## [Excerpt to read]
A friend gave my a number of pictures from this first part of the semester, so I thought I would try to do a bit of a "scrapbook page" post. Back to the beginning, at orientation, here is a picture of the farm where we had a barn dance. This is only a little glimpse of the beauty of the mountains here in Virginia. This is a bit of the lovely scenery I have around me. Nature! Yay!
Some of my friends are in charge of the Contra Dance club here at Christendom. Contra is a Latin word meaning against or opposite; the dances are done with two lines of people, men on one side and women on the other. If you've ever seen movies from the Edwardian era, or danced the Virginia Reel, that's contra dance. It's loads of fun! There are many, many dances that can be learned - so far, at contra practice, we're learning some of the easier ones. The Minotaur, Jamaica, Virginia Reel, Double Reel, Gay Gordon's Mixer, Trench Warfare, and the Nine-Pin Reel are only a few names that I can remember. We usually don't have very many people at contra, but it is enough for us all to have fun and have some very energetic exercise! One dance that almost everyone would recognize is the Landler, an Austrian dance. Remember in the Sound of Music when the Captain and Maria are dancing in the garden? Yes, I know how to do that now! Here's a picture from the Virginia Reel at contra practice.Speaking of the Sound of Music...I play trombone, as anyone within earshot of my dorm or Catherine's Glen can tell, and one thing I really miss about being home is the fact that I don't have the band and orchestra opportunities I'm so used to. However, I have the opportunity this semester to be playing in the pit orchestra for a local school's production of the Sound of Music. It's great to be back in an ensemble! Also I happpen to be learning the tinwhistle...it's easy, portable, and very nice to play Celtic music on.

## [Problems and tasks]
1. According to the scrapbook post, what is the writer playing trombone for this semester?
2. Extend the scrapbook post about the semester, picking up right after its last sentence.

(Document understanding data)
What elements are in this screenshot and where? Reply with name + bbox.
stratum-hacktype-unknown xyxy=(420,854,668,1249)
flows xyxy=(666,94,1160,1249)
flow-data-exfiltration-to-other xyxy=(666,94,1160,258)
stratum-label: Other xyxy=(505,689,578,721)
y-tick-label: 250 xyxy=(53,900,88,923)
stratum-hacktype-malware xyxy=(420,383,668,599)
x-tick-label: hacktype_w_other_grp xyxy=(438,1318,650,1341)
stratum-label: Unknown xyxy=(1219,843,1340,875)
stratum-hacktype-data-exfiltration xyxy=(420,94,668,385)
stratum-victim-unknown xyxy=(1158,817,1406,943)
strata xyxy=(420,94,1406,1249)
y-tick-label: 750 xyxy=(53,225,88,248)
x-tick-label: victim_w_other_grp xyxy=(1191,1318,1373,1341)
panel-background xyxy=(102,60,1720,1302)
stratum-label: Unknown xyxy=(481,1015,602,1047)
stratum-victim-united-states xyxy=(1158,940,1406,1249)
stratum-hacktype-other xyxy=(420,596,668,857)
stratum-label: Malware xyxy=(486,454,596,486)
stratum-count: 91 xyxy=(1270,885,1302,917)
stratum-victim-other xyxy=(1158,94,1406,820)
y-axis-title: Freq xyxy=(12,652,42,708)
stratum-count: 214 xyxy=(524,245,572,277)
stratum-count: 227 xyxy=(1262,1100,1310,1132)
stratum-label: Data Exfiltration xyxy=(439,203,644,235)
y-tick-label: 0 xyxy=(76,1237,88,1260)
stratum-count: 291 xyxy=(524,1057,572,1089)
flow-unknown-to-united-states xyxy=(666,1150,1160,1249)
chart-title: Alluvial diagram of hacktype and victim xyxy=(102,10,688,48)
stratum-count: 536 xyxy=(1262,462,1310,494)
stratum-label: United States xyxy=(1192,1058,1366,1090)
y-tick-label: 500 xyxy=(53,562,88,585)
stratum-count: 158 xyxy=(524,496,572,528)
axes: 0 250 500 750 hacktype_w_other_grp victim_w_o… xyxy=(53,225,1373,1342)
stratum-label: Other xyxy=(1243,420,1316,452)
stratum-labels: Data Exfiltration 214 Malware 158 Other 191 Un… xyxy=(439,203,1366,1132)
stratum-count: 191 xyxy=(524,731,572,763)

## [Responses for each task]
1. The pit orchestra for a local school's production of the Sound of Music.

2.
I almost forgot! Italian night was two or three weeks ago. Time flows very oddly here, the days go slowly but the weeks quickly so it is hard to remember past a few days ago. At any rate, we did have the Italian Night dinner and dance, and it was wonderful. We had very good food, much better than the every-day cafeteria food (I love our kitchen ladies but Mommy, I want your cooking!!!). After dinner, which was casual, we returned to the dorms and donned our semi-formal wear. Around here, dances are either casual (skirt or jeans as desired), semi-formal (wear a skirt, and preferably dress rather nicely) or formal, which is, of course, formal. The Italian dance was outside in front of the commons. Luckily we had absolutely gorgeous weather and a full moon. The Student Activities Council did a marvelous job decorating, with roses, candles, and white lights all around.Sarah, Monica, Gloria and I at the dance. Italian Night is typically black, white, and red or blue. Also there is the following modern art piece:This started out as a joke, the rose and tie hanging from a tree. Eventually, however, it morphed into a symbolic "Invisible Man" and started attracting all the girls who wanted to dance. They were taking pictures by it and hanging around it as a sign that they really would rather be out on the floor. It is turning into a tradition, now, so I'll try to get a picture take of the Oktoberfest tie this coming weekend!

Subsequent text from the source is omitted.